* **Short exercise**:
Transcribe the listing word for word.

* **Working data**:
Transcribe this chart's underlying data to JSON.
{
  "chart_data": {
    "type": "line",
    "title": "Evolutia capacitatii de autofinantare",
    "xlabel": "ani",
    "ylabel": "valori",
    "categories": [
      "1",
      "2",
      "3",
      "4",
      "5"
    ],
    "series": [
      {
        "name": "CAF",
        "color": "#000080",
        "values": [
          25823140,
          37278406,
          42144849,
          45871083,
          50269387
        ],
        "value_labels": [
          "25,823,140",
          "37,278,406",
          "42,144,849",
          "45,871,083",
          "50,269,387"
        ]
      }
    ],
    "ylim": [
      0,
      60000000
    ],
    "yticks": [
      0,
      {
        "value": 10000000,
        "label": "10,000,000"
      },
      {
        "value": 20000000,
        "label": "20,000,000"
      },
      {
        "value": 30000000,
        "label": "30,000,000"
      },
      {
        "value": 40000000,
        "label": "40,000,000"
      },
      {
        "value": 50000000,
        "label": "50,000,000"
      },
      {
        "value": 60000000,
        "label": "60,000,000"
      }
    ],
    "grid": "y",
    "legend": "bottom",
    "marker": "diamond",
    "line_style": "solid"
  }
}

* **Task solution**:
Transcribe this chart's underlying data to JSON.
{
  "chart_data": {
    "type": "line",
    "title": "Evolutia capacitatii de autofinantare",
    "xlabel": "ani",
    "ylabel": "valori",
    "categories": [
      "1",
      "2",
      "3",
      "4",
      "5"
    ],
    "series": [
      {
        "name": "CAF",
        "color": "#000080",
        "values": [
          25823140,
          37278406,
          42144849,
          45871083,
          50269387
        ],
        "value_labels": [
          "25,823,140",
          "37,278,406",
          "42,144,849",
          "45,871,083",
          "50,269,387"
        ]
      }
    ],
    "ylim": [
      0,
      60000000
    ],
    "yticks": [
      0,
      {
        "value": 10000000,
        "label": "10,000,000"
      },
      {
        "value": 20000000,
        "label": "20,000,000"
      },
      {
        "value": 30000000,
        "label": "30,000,000"
      },
      {
        "value": 40000000,
        "label": "40,000,000"
      },
      {
        "value": 50000000,
        "label": "50,000,000"
      },
      {
        "value": 60000000,
        "label": "60,000,000"
      }
    ],
    "grid": "y",
    "legend": "bottom",
    "marker": "diamond",
    "line_style": "solid"
  }
}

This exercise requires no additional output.